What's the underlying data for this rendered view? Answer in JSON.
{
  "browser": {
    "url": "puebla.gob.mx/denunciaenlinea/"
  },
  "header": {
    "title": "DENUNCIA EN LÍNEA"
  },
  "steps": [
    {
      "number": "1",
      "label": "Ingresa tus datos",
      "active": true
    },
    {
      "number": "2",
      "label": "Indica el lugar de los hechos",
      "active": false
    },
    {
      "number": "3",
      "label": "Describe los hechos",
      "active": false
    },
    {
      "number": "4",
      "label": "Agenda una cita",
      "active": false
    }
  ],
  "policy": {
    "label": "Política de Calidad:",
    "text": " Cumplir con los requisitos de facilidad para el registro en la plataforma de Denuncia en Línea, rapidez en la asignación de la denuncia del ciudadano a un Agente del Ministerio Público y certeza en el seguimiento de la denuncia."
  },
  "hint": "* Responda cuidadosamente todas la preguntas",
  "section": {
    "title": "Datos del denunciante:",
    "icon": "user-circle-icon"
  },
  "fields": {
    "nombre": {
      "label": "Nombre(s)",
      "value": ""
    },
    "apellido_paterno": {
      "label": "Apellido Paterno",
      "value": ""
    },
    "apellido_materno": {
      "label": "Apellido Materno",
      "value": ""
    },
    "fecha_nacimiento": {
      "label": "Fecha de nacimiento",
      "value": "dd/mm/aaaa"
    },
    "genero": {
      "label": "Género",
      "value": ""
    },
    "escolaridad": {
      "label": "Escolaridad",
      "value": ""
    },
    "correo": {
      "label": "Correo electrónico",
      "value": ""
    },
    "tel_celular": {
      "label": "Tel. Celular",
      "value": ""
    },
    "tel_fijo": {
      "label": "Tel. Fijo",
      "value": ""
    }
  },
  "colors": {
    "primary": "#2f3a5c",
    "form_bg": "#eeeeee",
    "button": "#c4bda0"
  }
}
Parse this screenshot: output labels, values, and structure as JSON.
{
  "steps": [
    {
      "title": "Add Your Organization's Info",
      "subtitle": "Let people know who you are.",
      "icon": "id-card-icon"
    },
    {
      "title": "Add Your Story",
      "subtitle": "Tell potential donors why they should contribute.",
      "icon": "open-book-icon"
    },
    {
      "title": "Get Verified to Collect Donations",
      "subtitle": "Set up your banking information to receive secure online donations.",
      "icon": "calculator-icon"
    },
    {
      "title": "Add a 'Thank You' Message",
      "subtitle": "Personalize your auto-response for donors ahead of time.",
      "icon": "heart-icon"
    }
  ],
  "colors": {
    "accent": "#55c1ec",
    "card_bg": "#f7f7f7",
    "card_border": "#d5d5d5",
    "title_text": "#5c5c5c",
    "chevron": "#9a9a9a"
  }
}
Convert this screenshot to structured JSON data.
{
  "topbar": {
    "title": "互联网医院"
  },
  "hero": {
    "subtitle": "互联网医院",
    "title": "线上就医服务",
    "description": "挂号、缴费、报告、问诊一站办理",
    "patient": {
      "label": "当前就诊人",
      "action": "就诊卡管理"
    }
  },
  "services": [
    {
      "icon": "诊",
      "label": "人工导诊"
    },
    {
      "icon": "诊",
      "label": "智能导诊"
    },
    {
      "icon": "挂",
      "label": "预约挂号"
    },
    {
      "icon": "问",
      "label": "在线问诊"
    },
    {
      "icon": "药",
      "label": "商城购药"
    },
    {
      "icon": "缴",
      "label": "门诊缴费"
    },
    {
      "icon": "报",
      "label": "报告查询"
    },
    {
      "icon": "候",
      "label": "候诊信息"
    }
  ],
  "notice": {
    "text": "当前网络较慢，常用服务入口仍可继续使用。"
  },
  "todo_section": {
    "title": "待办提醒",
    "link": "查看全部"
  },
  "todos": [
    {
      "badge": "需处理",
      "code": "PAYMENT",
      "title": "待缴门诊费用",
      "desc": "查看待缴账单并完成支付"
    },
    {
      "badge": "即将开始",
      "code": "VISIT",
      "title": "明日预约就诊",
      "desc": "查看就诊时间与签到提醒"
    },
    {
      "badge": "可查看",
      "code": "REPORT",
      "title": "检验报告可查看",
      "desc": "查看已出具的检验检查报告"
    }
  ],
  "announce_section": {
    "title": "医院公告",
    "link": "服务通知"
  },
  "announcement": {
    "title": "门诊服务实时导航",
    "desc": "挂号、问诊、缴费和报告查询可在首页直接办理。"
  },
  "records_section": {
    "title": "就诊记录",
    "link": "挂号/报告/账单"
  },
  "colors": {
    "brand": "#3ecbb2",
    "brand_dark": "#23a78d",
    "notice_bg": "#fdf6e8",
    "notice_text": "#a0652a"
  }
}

→ **Set exercise**: Copy every line in the listing above where the string "subtitle" turns up.

→ **The reply**:
      "subtitle": "Let people know who you are.",
      "subtitle": "Tell potential donors why they should contribute.",
      "subtitle": "Set up your banking information to receive secure online donations.",
      "subtitle": "Personalize your auto-response for donors ahead of time.",
    "subtitle": "互联网医院",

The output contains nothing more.